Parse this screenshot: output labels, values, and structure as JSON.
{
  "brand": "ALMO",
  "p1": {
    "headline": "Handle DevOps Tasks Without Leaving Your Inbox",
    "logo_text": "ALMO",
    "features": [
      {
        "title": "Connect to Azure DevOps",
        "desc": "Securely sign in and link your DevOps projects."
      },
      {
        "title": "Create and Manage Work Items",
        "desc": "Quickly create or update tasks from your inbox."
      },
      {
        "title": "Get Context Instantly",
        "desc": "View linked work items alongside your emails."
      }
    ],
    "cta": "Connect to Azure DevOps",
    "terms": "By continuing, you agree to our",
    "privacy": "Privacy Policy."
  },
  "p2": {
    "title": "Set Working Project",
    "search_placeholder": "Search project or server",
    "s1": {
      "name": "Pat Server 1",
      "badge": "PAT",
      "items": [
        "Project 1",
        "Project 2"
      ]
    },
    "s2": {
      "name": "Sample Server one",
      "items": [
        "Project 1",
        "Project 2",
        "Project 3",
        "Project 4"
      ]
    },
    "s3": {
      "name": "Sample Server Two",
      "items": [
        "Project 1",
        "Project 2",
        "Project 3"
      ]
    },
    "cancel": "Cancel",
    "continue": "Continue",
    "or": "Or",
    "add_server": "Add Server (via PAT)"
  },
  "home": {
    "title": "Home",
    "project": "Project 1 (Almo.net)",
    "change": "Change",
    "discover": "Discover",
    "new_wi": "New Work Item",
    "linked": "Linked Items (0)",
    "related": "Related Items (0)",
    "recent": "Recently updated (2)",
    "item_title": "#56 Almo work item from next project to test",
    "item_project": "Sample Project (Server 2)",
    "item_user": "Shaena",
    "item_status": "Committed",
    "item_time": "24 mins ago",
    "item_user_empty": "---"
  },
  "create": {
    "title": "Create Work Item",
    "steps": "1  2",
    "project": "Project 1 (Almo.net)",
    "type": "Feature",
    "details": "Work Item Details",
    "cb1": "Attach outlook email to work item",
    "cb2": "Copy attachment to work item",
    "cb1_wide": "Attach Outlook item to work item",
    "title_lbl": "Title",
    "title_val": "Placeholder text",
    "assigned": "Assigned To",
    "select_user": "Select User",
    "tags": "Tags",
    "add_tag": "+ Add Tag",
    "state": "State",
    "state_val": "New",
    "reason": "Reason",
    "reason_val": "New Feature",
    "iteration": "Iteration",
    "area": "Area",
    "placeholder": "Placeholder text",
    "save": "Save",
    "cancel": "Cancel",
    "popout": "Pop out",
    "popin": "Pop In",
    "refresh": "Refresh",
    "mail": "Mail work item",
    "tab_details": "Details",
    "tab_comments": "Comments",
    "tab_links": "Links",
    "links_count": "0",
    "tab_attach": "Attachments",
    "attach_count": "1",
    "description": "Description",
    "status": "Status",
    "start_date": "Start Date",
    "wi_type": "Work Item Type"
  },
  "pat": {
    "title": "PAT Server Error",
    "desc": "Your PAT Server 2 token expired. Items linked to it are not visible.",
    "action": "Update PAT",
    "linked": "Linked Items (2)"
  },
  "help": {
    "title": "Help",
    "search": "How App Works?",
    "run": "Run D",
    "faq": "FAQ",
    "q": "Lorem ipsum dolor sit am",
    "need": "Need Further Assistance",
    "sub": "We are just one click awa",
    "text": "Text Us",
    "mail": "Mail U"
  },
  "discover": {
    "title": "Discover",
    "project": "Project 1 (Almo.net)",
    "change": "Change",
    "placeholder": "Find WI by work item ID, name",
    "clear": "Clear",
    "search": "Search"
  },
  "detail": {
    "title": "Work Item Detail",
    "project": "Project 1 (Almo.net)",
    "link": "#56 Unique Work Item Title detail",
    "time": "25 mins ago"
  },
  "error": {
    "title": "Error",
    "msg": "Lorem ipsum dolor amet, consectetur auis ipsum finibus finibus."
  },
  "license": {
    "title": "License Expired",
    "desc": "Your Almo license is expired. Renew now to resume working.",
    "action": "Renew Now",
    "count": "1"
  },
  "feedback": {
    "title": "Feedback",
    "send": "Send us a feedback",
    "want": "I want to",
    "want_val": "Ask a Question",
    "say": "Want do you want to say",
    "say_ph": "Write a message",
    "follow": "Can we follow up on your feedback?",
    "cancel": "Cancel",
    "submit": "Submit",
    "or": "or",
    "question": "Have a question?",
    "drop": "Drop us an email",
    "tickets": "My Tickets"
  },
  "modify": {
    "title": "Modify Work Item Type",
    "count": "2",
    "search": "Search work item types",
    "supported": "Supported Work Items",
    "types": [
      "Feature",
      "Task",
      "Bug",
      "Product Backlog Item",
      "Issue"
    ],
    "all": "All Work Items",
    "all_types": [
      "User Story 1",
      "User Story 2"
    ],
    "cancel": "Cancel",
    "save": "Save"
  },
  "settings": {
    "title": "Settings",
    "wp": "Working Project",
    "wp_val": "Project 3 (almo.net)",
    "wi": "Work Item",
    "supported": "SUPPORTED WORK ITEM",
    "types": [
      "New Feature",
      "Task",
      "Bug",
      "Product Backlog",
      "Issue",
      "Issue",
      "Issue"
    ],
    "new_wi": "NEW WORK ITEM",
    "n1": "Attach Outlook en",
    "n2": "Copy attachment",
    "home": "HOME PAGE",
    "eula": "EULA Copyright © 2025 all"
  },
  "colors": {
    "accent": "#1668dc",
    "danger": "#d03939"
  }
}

......

### Stated goal
Print back all the lines verbatim.

### Complete output
Parse this screenshot: output labels, values, and structure as JSON.
{
  "brand": "ALMO",
  "p1": {
    "headline": "Handle DevOps Tasks Without Leaving Your Inbox",
    "logo_text": "ALMO",
    "features": [
      {
        "title": "Connect to Azure DevOps",
        "desc": "Securely sign in and link your DevOps projects."
      },
      {
        "title": "Create and Manage Work Items",
        "desc": "Quickly create or update tasks from your inbox."
      },
      {
        "title": "Get Context Instantly",
        "desc": "View linked work items alongside your emails."
      }
    ],
    "cta": "Connect to Azure DevOps",
    "terms": "By continuing, you agree to our",
    "privacy": "Privacy Policy."
  },
  "p2": {
    "title": "Set Working Project",
    "search_placeholder": "Search project or server",
    "s1": {
      "name": "Pat Server 1",
      "badge": "PAT",
      "items": [
        "Project 1",
        "Project 2"
      ]
    },
    "s2": {
      "name": "Sample Server one",
      "items": [
        "Project 1",
        "Project 2",
        "Project 3",
        "Project 4"
      ]
    },
    "s3": {
      "name": "Sample Server Two",
      "items": [
        "Project 1",
        "Project 2",
        "Project 3"
      ]
    },
    "cancel": "Cancel",
    "continue": "Continue",
    "or": "Or",
    "add_server": "Add Server (via PAT)"
  },
  "home": {
    "title": "Home",
    "project": "Project 1 (Almo.net)",
    "change": "Change",
    "discover": "Discover",
    "new_wi": "New Work Item",
    "linked": "Linked Items (0)",
    "related": "Related Items (0)",
    "recent": "Recently updated (2)",
    "item_title": "#56 Almo work item from next project to test",
    "item_project": "Sample Project (Server 2)",
    "item_user": "Shaena",
    "item_status": "Committed",
    "item_time": "24 mins ago",
    "item_user_empty": "---"
  },
  "create": {
    "title": "Create Work Item",
    "steps": "1  2",
    "project": "Project 1 (Almo.net)",
    "type": "Feature",
    "details": "Work Item Details",
    "cb1": "Attach outlook email to work item",
    "cb2": "Copy attachment to work item",
    "cb1_wide": "Attach Outlook item to work item",
    "title_lbl": "Title",
    "title_val": "Placeholder text",
    "assigned": "Assigned To",
    "select_user": "Select User",
    "tags": "Tags",
    "add_tag": "+ Add Tag",
    "state": "State",
    "state_val": "New",
    "reason": "Reason",
    "reason_val": "New Feature",
    "iteration": "Iteration",
    "area": "Area",
    "placeholder": "Placeholder text",
    "save": "Save",
    "cancel": "Cancel",
    "popout": "Pop out",
    "popin": "Pop In",
    "refresh": "Refresh",
    "mail": "Mail work item",
    "tab_details": "Details",
    "tab_comments": "Comments",
    "tab_links": "Links",
    "links_count": "0",
    "tab_attach": "Attachments",
    "attach_count": "1",
    "description": "Description",
    "status": "Status",
    "start_date": "Start Date",
    "wi_type": "Work Item Type"
  },
  "pat": {
    "title": "PAT Server Error",
    "desc": "Your PAT Server 2 token expired. Items linked to it are not visible.",
    "action": "Update PAT",
    "linked": "Linked Items (2)"
  },
  "help": {
    "title": "Help",
    "search": "How App Works?",
    "run": "Run D",
    "faq": "FAQ",
    "q": "Lorem ipsum dolor sit am",
    "need": "Need Further Assistance",
    "sub": "We are just one click awa",
    "text": "Text Us",
    "mail": "Mail U"
  },
  "discover": {
    "title": "Discover",
    "project": "Project 1 (Almo.net)",
    "change": "Change",
    "placeholder": "Find WI by work item ID, name",
    "clear": "Clear",
    "search": "Search"
  },
  "detail": {
    "title": "Work Item Detail",
    "project": "Project 1 (Almo.net)",
    "link": "#56 Unique Work Item Title detail",
    "time": "25 mins ago"
  },
  "error": {
    "title": "Error",
    "msg": "Lorem ipsum dolor amet, consectetur auis ipsum finibus finibus."
  },
  "license": {
    "title": "License Expired",
    "desc": "Your Almo license is expired. Renew now to resume working.",
    "action": "Renew Now",
    "count": "1"
  },
  "feedback": {
    "title": "Feedback",
    "send": "Send us a feedback",
    "want": "I want to",
    "want_val": "Ask a Question",
    "say": "Want do you want to say",
    "say_ph": "Write a message",
    "follow": "Can we follow up on your feedback?",
    "cancel": "Cancel",
    "submit": "Submit",
    "or": "or",
    "question": "Have a question?",
    "drop": "Drop us an email",
    "tickets": "My Tickets"
  },
  "modify": {
    "title": "Modify Work Item Type",
    "count": "2",
    "search": "Search work item types",
    "supported": "Supported Work Items",
    "types": [
      "Feature",
      "Task",
      "Bug",
      "Product Backlog Item",
      "Issue"
    ],
    "all": "All Work Items",
    "all_types": [
      "User Story 1",
      "User Story 2"
    ],
    "cancel": "Cancel",
    "save": "Save"
  },
  "settings": {
    "title": "Settings",
    "wp": "Working Project",
    "wp_val": "Project 3 (almo.net)",
    "wi": "Work Item",
    "supported": "SUPPORTED WORK ITEM",
    "types": [
      "New Feature",
      "Task",
      "Bug",
      "Product Backlog",
      "Issue",
      "Issue",
      "Issue"
    ],
    "new_wi": "NEW WORK ITEM",
    "n1": "Attach Outlook en",
    "n2": "Copy attachment",
    "home": "HOME PAGE",
    "eula": "EULA Copyright © 2025 all"
  },
  "colors": {
    "accent": "#1668dc",
    "danger": "#d03939"
  }
}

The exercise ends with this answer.